[CHECK YOUR UNDERSTANDING]
A: Do the following statements agree with the herb garden descriptions? Answer yes or no for each, quoting the deciding words of the descriptions.
(i) The herb garden in the first description is maintained by volunteers.
(ii) Elizabeth Park covers 2 acres.
(iii) Elizabeth Park is open every day from dawn to dusk.
B: Answer these questions from the herb garden descriptions:
(i) What span of years do the plants in the first herb garden come from?
(ii) Which two avenues meet at the corner where Elizabeth Park is located?
(iii) Which organization works with the park's garden staff on the Elizabeth Park herb garden?
C: Continue the herb garden descriptions from where they stop.

[EXTRACT PROVIDED]
Description: Plants used for medicinal and culinary purposes from 1779 to 1850 are featured in the award-winning herb garden, one of several specialty gardens on the 2-acre site. Maintained by volunteers, the herb garden features over 40 varieties of annual and perennial herbs including basil, bee balm, calendula, catnip, chamomile, chives, costmary, dianthus, geranium, lady’s mantle, and lamb’s ears.
Elizabeth Park
Corner Prospect and Asylum avenues
Hartford/West Hartford line
860-231-9443 / visit www.elizabethpark.org
Hours: Daily, dawn to dusk
Description: Although best known for its extraordinary rose gardens, the 102-acre park features several other gardens including one devoted to herbs. The latter, a cooperative effort between the park’s garden staff and the Connecticut Chapter of the American Herb Society, is modeled on a classic that is designed to showcase the range and variety of herb plants.

[MATERIAL SHOWN]
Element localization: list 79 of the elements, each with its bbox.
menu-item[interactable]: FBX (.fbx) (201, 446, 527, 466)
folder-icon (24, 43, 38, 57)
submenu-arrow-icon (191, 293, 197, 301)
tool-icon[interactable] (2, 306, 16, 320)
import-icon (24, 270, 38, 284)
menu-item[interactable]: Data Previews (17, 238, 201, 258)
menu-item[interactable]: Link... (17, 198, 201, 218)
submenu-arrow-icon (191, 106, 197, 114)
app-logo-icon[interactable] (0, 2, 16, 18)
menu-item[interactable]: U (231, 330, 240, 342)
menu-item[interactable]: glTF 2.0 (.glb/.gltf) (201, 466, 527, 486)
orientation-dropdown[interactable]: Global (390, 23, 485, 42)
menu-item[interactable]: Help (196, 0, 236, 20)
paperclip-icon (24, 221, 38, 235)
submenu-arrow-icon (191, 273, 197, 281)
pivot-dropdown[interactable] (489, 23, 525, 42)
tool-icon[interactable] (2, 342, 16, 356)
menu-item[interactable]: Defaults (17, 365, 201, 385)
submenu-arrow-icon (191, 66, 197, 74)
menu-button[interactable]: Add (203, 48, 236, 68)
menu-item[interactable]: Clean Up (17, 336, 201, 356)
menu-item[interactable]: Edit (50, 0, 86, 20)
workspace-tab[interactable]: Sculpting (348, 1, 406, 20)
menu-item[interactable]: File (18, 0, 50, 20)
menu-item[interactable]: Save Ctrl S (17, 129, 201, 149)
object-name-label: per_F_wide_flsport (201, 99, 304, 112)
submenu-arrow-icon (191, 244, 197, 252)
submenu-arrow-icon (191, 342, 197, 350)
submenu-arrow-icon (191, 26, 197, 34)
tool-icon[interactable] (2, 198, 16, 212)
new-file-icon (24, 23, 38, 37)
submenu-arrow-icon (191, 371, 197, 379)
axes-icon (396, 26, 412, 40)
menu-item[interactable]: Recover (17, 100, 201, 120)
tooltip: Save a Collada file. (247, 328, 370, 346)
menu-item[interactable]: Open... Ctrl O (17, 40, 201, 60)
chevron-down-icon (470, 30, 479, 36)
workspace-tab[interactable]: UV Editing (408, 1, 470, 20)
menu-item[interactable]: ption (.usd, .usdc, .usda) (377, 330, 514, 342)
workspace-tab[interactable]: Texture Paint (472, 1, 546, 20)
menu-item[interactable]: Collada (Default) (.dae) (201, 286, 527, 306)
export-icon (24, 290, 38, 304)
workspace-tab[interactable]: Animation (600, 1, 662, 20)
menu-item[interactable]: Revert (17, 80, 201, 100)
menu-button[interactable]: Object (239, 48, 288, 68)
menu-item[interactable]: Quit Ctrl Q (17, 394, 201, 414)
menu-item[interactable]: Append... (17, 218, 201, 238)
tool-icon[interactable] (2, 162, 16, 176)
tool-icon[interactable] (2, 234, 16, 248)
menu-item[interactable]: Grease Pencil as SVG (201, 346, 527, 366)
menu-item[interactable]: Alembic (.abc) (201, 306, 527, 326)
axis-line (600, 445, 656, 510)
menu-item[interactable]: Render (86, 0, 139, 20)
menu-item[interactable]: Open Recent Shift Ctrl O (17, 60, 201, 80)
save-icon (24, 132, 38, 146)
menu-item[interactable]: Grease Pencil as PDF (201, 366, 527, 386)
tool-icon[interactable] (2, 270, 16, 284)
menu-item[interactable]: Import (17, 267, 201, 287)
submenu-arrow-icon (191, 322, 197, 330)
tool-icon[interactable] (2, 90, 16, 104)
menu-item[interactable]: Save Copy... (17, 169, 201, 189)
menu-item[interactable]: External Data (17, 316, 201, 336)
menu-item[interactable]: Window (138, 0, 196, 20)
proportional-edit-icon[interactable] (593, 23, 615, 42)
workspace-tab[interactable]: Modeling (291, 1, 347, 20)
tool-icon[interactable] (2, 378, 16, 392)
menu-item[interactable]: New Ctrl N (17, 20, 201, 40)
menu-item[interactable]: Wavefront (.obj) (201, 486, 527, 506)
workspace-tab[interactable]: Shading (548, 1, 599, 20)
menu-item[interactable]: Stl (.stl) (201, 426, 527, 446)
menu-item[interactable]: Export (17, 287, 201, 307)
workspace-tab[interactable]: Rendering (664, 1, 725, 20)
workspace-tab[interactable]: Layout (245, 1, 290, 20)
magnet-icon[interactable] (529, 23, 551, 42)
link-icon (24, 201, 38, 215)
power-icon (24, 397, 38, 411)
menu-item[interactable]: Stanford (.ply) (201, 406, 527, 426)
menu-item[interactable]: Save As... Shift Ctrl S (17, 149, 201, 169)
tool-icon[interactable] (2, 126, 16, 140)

[RESPONSES FOR EACH TASK]
A:
(i) Yes: "Maintained by volunteers"
(ii) No: "the 102-acre park"
(iii) Yes: "Hours: Daily, dawn to dusk"

B:
(i) 1779 to 1850
(ii) Prospect and Asylum avenues
(iii) The Connecticut Chapter of the American Herb Society

C:
Noah Webster House
227 South Main St., West Hartford, CT 06107
860-521-5362 / visit www.noahwebsterhouse.org
Hours: Daily, dawn to dusk
Description: The variously talented Noah Webster included among his hobbies a bit of gardening. On the grounds of his West Hartford homestead, the parlor garden contains herbs, flowers and vegetables that might have been available to Webster and his family in the mid-18th century. The plantings were relied upon for food, medicine, dyes, herbicides and disinfectants.
Stanley-Whitman House
37 High St., Farmington, CT 06032
860-677-9222 / visit www.stanleywhitman.org
Hours: Tues.-Fri. 9-4; Sat. & Sun. noon-4
Description: The Dooryard Garden provided the family living in this Colonial farmstead with many of the foods, herbs and dyes needed for self-sufficiency, and supplemented yields from cultivated fields along the Farmington River. Restored three years ago, the raised beds are planted with rhubarb, lettuces, turnips, carrots, peas, beans, squashes, berries and more. Even the flowers have a culinary or medicinal purpose; the roses, for example, would have been used in cooking or making potpourri. The gardens are maintained by the volunteer Dooryard Garden Society.
The Bush-Holley House
(operated by the Historical Society of the Town of Greenwich)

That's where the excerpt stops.